Of all the lines in these entries, how many contain the string "byly"? Give only that count.

== == ==

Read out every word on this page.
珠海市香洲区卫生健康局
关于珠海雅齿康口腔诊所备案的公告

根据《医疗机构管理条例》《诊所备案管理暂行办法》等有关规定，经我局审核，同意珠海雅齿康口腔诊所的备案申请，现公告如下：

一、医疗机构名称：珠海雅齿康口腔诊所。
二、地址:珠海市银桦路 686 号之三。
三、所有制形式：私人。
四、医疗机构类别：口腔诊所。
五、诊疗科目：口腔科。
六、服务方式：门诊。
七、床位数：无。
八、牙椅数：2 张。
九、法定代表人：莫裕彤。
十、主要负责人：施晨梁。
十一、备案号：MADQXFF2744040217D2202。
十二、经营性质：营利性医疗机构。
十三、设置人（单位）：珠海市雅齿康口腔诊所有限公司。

== == ==

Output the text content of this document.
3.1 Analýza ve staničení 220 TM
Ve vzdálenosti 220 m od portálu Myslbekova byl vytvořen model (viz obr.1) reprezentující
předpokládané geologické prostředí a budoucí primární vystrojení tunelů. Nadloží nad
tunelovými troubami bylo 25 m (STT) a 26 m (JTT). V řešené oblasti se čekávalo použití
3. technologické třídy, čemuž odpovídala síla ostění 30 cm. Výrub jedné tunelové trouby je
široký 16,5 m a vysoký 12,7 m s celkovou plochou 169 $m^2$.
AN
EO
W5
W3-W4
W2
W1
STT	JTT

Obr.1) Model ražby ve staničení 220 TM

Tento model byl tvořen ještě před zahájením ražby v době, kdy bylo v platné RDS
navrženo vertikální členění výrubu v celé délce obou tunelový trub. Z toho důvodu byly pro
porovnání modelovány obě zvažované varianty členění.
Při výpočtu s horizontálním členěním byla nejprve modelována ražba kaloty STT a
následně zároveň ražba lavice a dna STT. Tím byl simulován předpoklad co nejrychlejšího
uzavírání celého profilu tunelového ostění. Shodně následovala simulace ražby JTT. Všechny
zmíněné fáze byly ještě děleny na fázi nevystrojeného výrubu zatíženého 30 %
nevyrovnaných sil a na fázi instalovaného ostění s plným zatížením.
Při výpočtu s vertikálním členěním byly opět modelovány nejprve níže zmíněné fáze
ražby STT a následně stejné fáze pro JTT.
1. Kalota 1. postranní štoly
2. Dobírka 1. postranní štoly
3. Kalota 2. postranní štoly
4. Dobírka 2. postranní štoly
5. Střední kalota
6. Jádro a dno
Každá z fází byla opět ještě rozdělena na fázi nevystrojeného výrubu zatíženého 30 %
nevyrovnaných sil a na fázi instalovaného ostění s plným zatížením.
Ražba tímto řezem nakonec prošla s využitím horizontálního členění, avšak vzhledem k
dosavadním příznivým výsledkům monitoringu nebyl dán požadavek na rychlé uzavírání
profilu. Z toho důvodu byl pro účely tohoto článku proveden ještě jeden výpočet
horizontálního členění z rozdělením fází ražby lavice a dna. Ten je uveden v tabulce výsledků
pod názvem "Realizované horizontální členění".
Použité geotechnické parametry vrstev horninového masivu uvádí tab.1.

== == ==

_TASK RESPONSE_:
3